What to produce — List, from the lines below, each one with "Хлеб" in it.

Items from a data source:
################

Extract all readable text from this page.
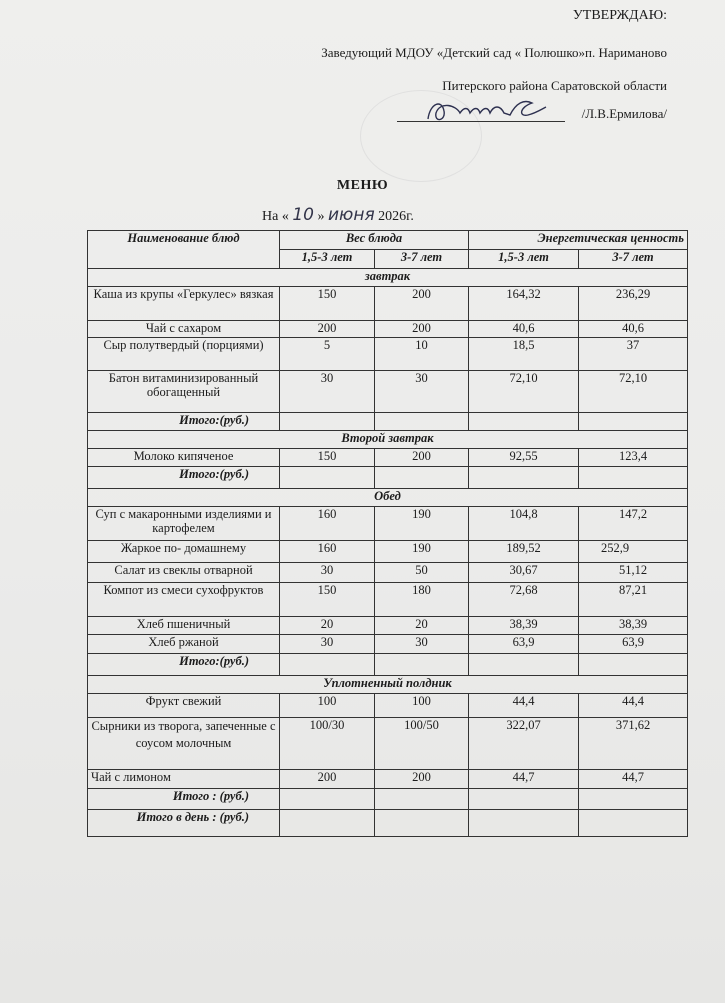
УТВЕРЖДАЮ:
Заведующий МДОУ «Детский сад « Полюшко»п. Нариманово
Питерского района Саратовской области
/Л.В.Ермилова/
МЕНЮ
На « 10 » июня 2026г.
Наименование блюд	Вес блюда		Энергетическая ценность	
	1,5-3 лет	3-7 лет	1,5-3 лет	3-7 лет
завтрак				
Каша из крупы «Геркулес» вязкая	150	200	164,32	236,29
Чай с сахаром	200	200	40,6	40,6
Сыр полутвердый (порциями)	5	10	18,5	37
Батон витаминизированный обогащенный	30	30	72,10	72,10
Итого:(руб.)				
Второй завтрак				
Молоко кипяченое	150	200	92,55	123,4
Итого:(руб.)				
Обед				
Суп с макаронными изделиями и картофелем	160	190	104,8	147,2
Жаркое по- домашнему	160	190	189,52	252,9
Салат из свеклы отварной	30	50	30,67	51,12
Компот из смеси сухофруктов	150	180	72,68	87,21
Хлеб пшеничный	20	20	38,39	38,39
Хлеб ржаной	30	30	63,9	63,9
Итого:(руб.)				
Уплотненный полдник				
Фрукт свежий	100	100	44,4	44,4
Сырники из творога, запеченные с соусом молочным	100/30	100/50	322,07	371,62
Чай с лимоном	200	200	44,7	44,7
Итого : (руб.)				
Итого в день : (руб.)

################

Task output —
Хлеб пшеничный	20	20	38,39	38,39
Хлеб ржаной	30	30	63,9	63,9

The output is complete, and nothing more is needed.